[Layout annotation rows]
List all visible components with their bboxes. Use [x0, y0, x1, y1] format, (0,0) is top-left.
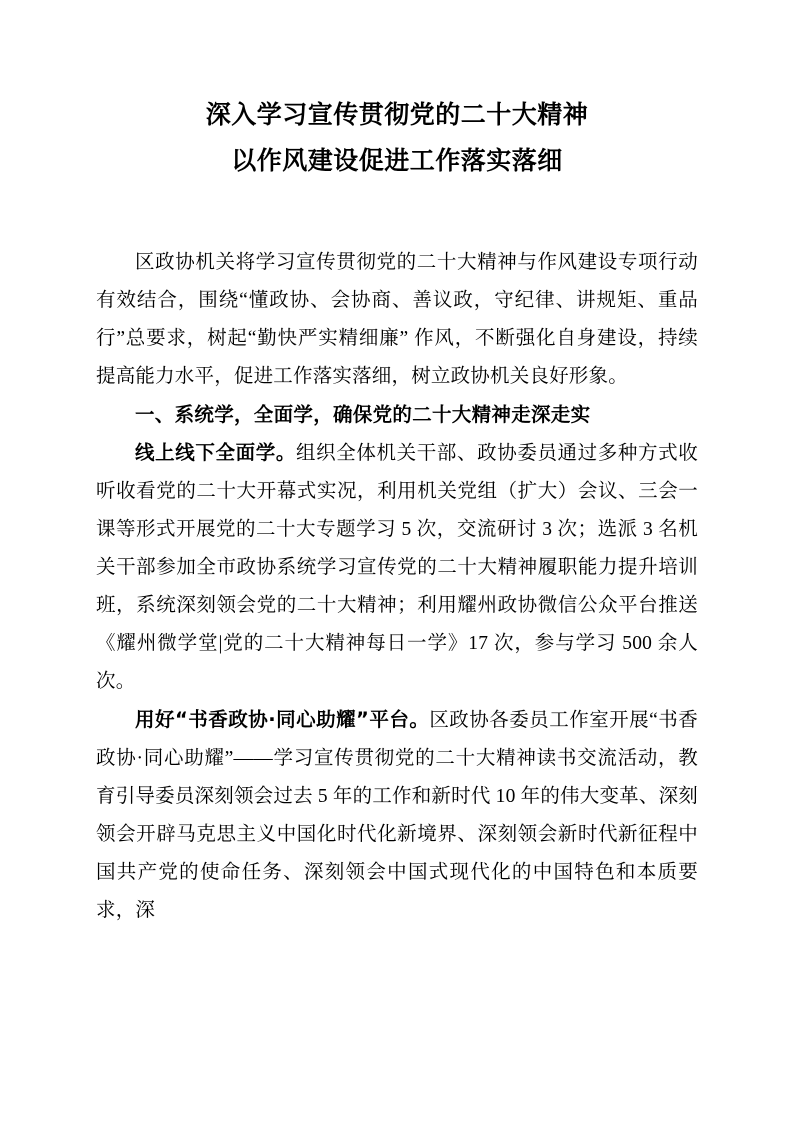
section-heading-1: 一、系统学，全面学，确保党的二十大精神走深走实 — [135, 403, 591, 426]
subsection-1-lead: 线上线下全面学。 — [135, 441, 296, 464]
page-title — [96, 92, 698, 184]
subsection-2-body: 区政协各委员工作室开展“书香政协·同心助耀”——学习宣传贯彻党的二十大精神读书交流活动，教育引导委员深刻领会过去 5 年的工作和新时代 10 年的伟大变革、深刻领会开辟马克思主义中国化时代化新境界、深刻领会新时代新征程中国共产党的使命任务、深刻领会中国式现代化的中国特色和本质要求，深 — [96, 710, 698, 921]
page-title-line-2: 以作风建设促进工作落实落细 — [231, 146, 563, 175]
subsection-2-lead: 用好“书香政协·同心助耀”平台。 — [135, 708, 430, 731]
subsection-2 — [96, 701, 698, 930]
page-title-line-1: 深入学习宣传贯彻党的二十大精神 — [205, 100, 589, 129]
subsection-1-body: 组织全体机关干部、政协委员通过多种方式收听收看党的二十大开幕式实况，利用机关党组（扩大）会议、三会一课等形式开展党的二十大专题学习 5 次，交流研讨 3 次；选派 3 名机关干部参加全市政协系统学习宣传党的二十大精神履职能力提升培训班，系统深刻领会党的二十大精神；利用耀州政协微信公众平台推送《耀州微学堂|党的二十大精神每日一学》17 次，参与学习 500 余人次。 — [96, 443, 698, 692]
intro-paragraph: 区政协机关将学习宣传贯彻党的二十大精神与作风建设专项行动有效结合，围绕“懂政协、会协商、善议政，守纪律、讲规矩、重品行”总要求，树起“勤快严实精细廉” 作风，不断强化自身建设，持续提高能力水平，促进工作落实落细，树立政协机关良好形象。 — [96, 252, 698, 387]
title-spacer — [96, 188, 698, 244]
subsection-1 — [96, 434, 698, 701]
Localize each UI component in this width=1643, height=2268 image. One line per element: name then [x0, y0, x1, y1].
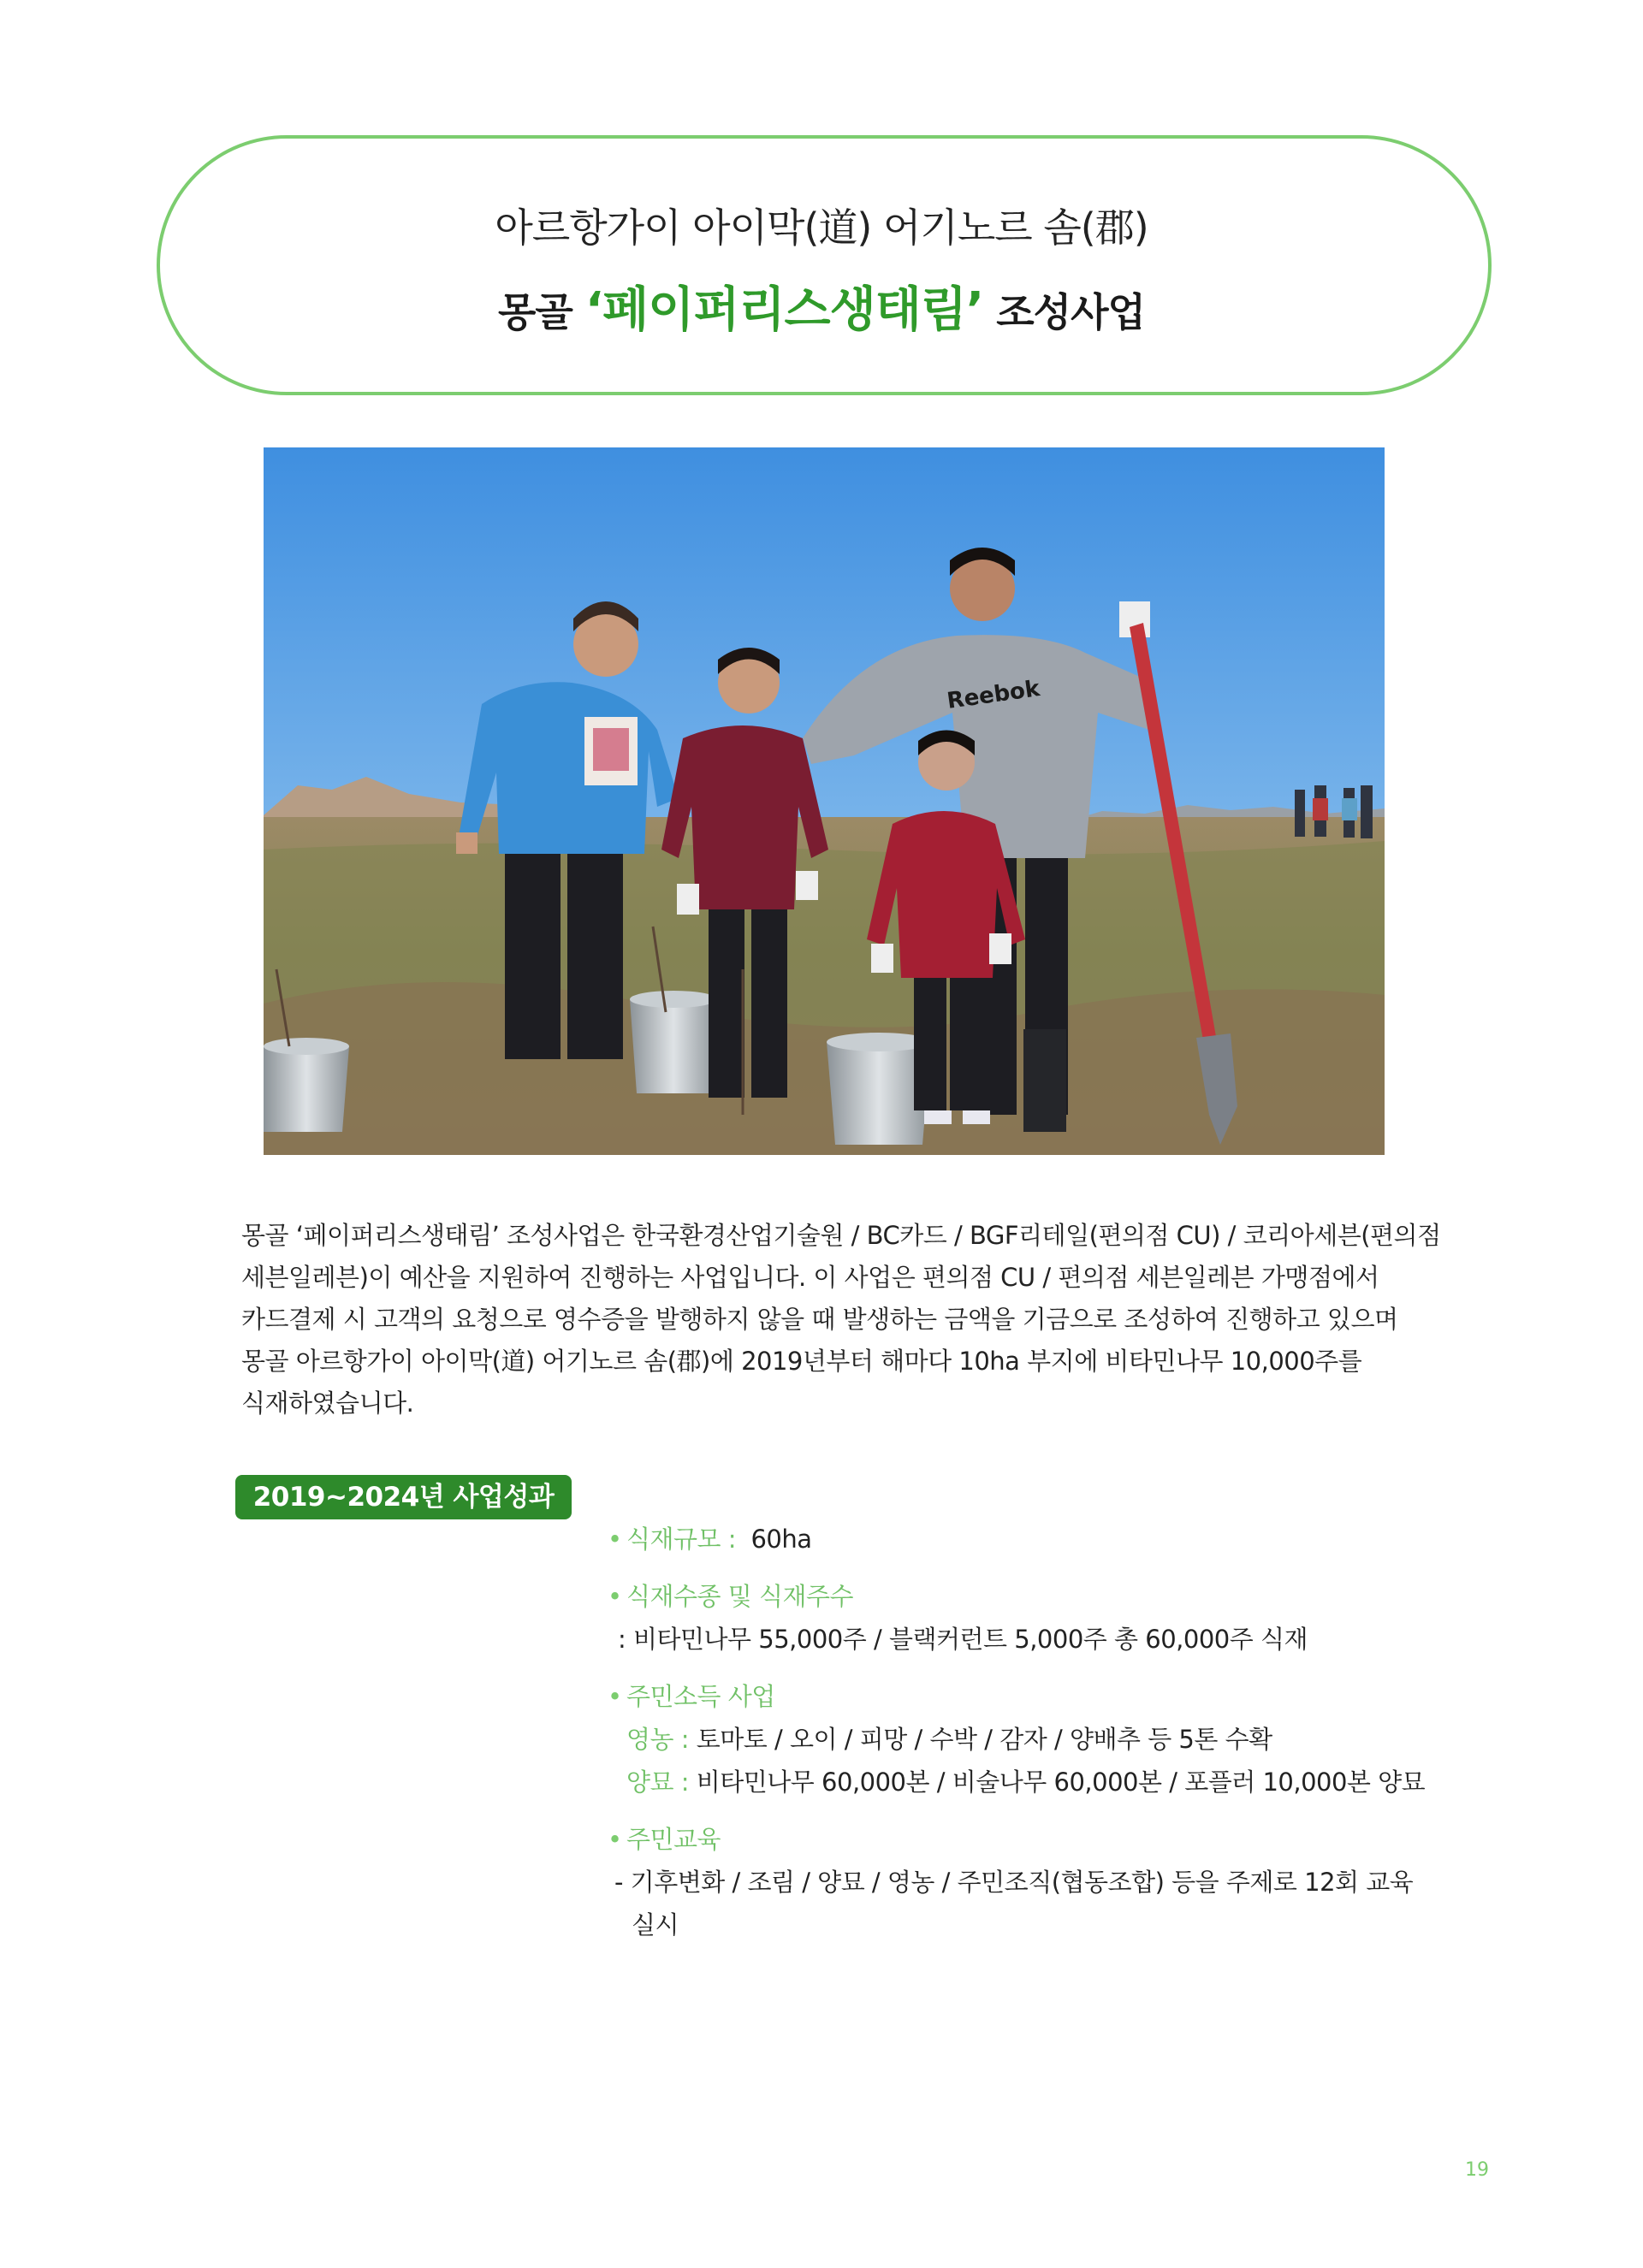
farming-value: 토마토 / 오이 / 피망 / 수박 / 감자 / 양배추 등 5톤 수확 — [696, 1725, 1272, 1754]
title-highlight: ‘페이퍼리스생태림’ — [584, 282, 984, 338]
result-education — [608, 1821, 721, 1856]
nursery-value: 비타민나무 60,000본 / 비술나무 60,000본 / 포플러 10,000본 양묘 — [696, 1768, 1426, 1797]
result-income — [608, 1678, 775, 1713]
description-line: 식재하였습니다. — [241, 1389, 414, 1418]
result-planting-scale — [608, 1520, 812, 1555]
family-planting-photo — [264, 447, 1385, 1155]
title-box — [157, 135, 1492, 395]
nursery-row — [626, 1763, 1425, 1798]
bullet-icon: • — [608, 1582, 622, 1611]
photo-illustration — [264, 447, 1385, 1155]
title-location: 아르항가이 아이막(道) 어기노르 솜(郡) — [495, 204, 1148, 251]
project-description — [241, 1215, 1441, 1424]
species-label: 식재수종 및 식재주수 — [626, 1582, 854, 1611]
bullet-icon: • — [608, 1825, 622, 1854]
results-badge: 2019~2024년 사업성과 — [235, 1475, 572, 1519]
result-species — [608, 1578, 853, 1613]
scale-value: 60ha — [750, 1525, 812, 1554]
nursery-label: 양묘 : — [626, 1768, 690, 1797]
bullet-icon: • — [608, 1682, 622, 1711]
species-value: : 비타민나무 55,000주 / 블랙커런트 5,000주 총 60,000주 식재 — [618, 1625, 1308, 1654]
shirt-logo: Reebok — [945, 676, 1041, 714]
title-prefix: 몽골 — [498, 289, 585, 335]
description-line: 몽골 아르항가이 아이막(道) 어기노르 솜(郡)에 2019년부터 해마다 10ha 부지에 비타민나무 10,000주를 — [241, 1347, 1362, 1376]
education-label: 주민교육 — [626, 1825, 721, 1854]
title-suffix: 조성사업 — [983, 289, 1145, 335]
scale-label: 식재규모 : — [626, 1525, 737, 1554]
description-line: 카드결제 시 고객의 요청으로 영수증을 발행하지 않을 때 발생하는 금액을 기금으로 조성하여 진행하고 있으며 — [241, 1305, 1398, 1334]
page-number: 19 — [1465, 2159, 1489, 2181]
farming-label: 영농 : — [626, 1725, 690, 1754]
description-line: 세븐일레븐)이 예산을 지원하여 진행하는 사업입니다. 이 사업은 편의점 CU / 편의점 세븐일레븐 가맹점에서 — [241, 1263, 1379, 1292]
income-label: 주민소득 사업 — [626, 1682, 775, 1711]
education-value-2: 실시 — [632, 1910, 679, 1939]
farming-row — [626, 1720, 1272, 1756]
bullet-icon: • — [608, 1525, 622, 1554]
description-line: 몽골 ‘페이퍼리스생태림’ 조성사업은 한국환경산업기술원 / BC카드 / BGF리테일(편의점 CU) / 코리아세븐(편의점 — [241, 1221, 1441, 1250]
education-value-1: - 기후변화 / 조림 / 양묘 / 영농 / 주민조직(협동조합) 등을 주제로 12회 교육 — [614, 1868, 1414, 1897]
title-project — [0, 272, 1643, 340]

## SHORT PROBLEM
Can you reproduce all the rows above with every "bullet-icon" replaced by "bullet-marker" and nothing else changed, leaving the pictures out?

## EXPECTED OUTPUT
List all visible components with their bboxes. Use [x0, y0, x1, y1] format, (0,0) is top-left.
section-heading-1: 一、系统学，全面学，确保党的二十大精神走深走实 — [135, 403, 591, 426]
subsection-1-lead: 线上线下全面学。 — [135, 441, 296, 464]
page-title — [96, 92, 698, 184]
subsection-2-body: 区政协各委员工作室开展“书香政协·同心助耀”——学习宣传贯彻党的二十大精神读书交流活动，教育引导委员深刻领会过去 5 年的工作和新时代 10 年的伟大变革、深刻领会开辟马克思主义中国化时代化新境界、深刻领会新时代新征程中国共产党的使命任务、深刻领会中国式现代化的中国特色和本质要求，深 — [96, 710, 698, 921]
page-title-line-2: 以作风建设促进工作落实落细 — [231, 146, 563, 175]
subsection-2-lead: 用好“书香政协·同心助耀”平台。 — [135, 708, 430, 731]
subsection-2 — [96, 701, 698, 930]
page-title-line-1: 深入学习宣传贯彻党的二十大精神 — [205, 100, 589, 129]
subsection-1-body: 组织全体机关干部、政协委员通过多种方式收听收看党的二十大开幕式实况，利用机关党组（扩大）会议、三会一课等形式开展党的二十大专题学习 5 次，交流研讨 3 次；选派 3 名机关干部参加全市政协系统学习宣传党的二十大精神履职能力提升培训班，系统深刻领会党的二十大精神；利用耀州政协微信公众平台推送《耀州微学堂|党的二十大精神每日一学》17 次，参与学习 500 余人次。 — [96, 443, 698, 692]
intro-paragraph: 区政协机关将学习宣传贯彻党的二十大精神与作风建设专项行动有效结合，围绕“懂政协、会协商、善议政，守纪律、讲规矩、重品行”总要求，树起“勤快严实精细廉” 作风，不断强化自身建设，持续提高能力水平，促进工作落实落细，树立政协机关良好形象。 — [96, 252, 698, 387]
title-spacer — [96, 188, 698, 244]
subsection-1 — [96, 434, 698, 701]
Localize each UI component in this width=1643, height=2268 image. One line per element: name then [x0, y0, x1, y1].
farming-value: 토마토 / 오이 / 피망 / 수박 / 감자 / 양배추 등 5톤 수확 — [696, 1725, 1272, 1754]
title-highlight: ‘페이퍼리스생태림’ — [584, 282, 984, 338]
result-education — [608, 1821, 721, 1856]
nursery-value: 비타민나무 60,000본 / 비술나무 60,000본 / 포플러 10,000본 양묘 — [696, 1768, 1426, 1797]
result-income — [608, 1678, 775, 1713]
description-line: 식재하였습니다. — [241, 1389, 414, 1418]
result-planting-scale — [608, 1520, 812, 1555]
family-planting-photo — [264, 447, 1385, 1155]
title-box — [157, 135, 1492, 395]
nursery-row — [626, 1763, 1425, 1798]
bullet-marker: • — [608, 1582, 622, 1611]
photo-illustration — [264, 447, 1385, 1155]
title-location: 아르항가이 아이막(道) 어기노르 솜(郡) — [495, 204, 1148, 251]
project-description — [241, 1215, 1441, 1424]
species-label: 식재수종 및 식재주수 — [626, 1582, 854, 1611]
bullet-marker: • — [608, 1825, 622, 1854]
results-badge: 2019~2024년 사업성과 — [235, 1475, 572, 1519]
result-species — [608, 1578, 853, 1613]
scale-value: 60ha — [750, 1525, 812, 1554]
nursery-label: 양묘 : — [626, 1768, 690, 1797]
bullet-marker: • — [608, 1682, 622, 1711]
species-value: : 비타민나무 55,000주 / 블랙커런트 5,000주 총 60,000주 식재 — [618, 1625, 1308, 1654]
shirt-logo: Reebok — [945, 676, 1041, 714]
title-prefix: 몽골 — [498, 289, 585, 335]
description-line: 몽골 아르항가이 아이막(道) 어기노르 솜(郡)에 2019년부터 해마다 10ha 부지에 비타민나무 10,000주를 — [241, 1347, 1362, 1376]
education-label: 주민교육 — [626, 1825, 721, 1854]
title-suffix: 조성사업 — [983, 289, 1145, 335]
scale-label: 식재규모 : — [626, 1525, 737, 1554]
description-line: 카드결제 시 고객의 요청으로 영수증을 발행하지 않을 때 발생하는 금액을 기금으로 조성하여 진행하고 있으며 — [241, 1305, 1398, 1334]
page-number: 19 — [1465, 2159, 1489, 2181]
farming-label: 영농 : — [626, 1725, 690, 1754]
description-line: 세븐일레븐)이 예산을 지원하여 진행하는 사업입니다. 이 사업은 편의점 CU / 편의점 세븐일레븐 가맹점에서 — [241, 1263, 1379, 1292]
income-label: 주민소득 사업 — [626, 1682, 775, 1711]
education-value-2: 실시 — [632, 1910, 679, 1939]
farming-row — [626, 1720, 1272, 1756]
bullet-marker: • — [608, 1525, 622, 1554]
description-line: 몽골 ‘페이퍼리스생태림’ 조성사업은 한국환경산업기술원 / BC카드 / BGF리테일(편의점 CU) / 코리아세븐(편의점 — [241, 1221, 1441, 1250]
education-value-1: - 기후변화 / 조림 / 양묘 / 영농 / 주민조직(협동조합) 등을 주제로 12회 교육 — [614, 1868, 1414, 1897]
title-project — [0, 272, 1643, 340]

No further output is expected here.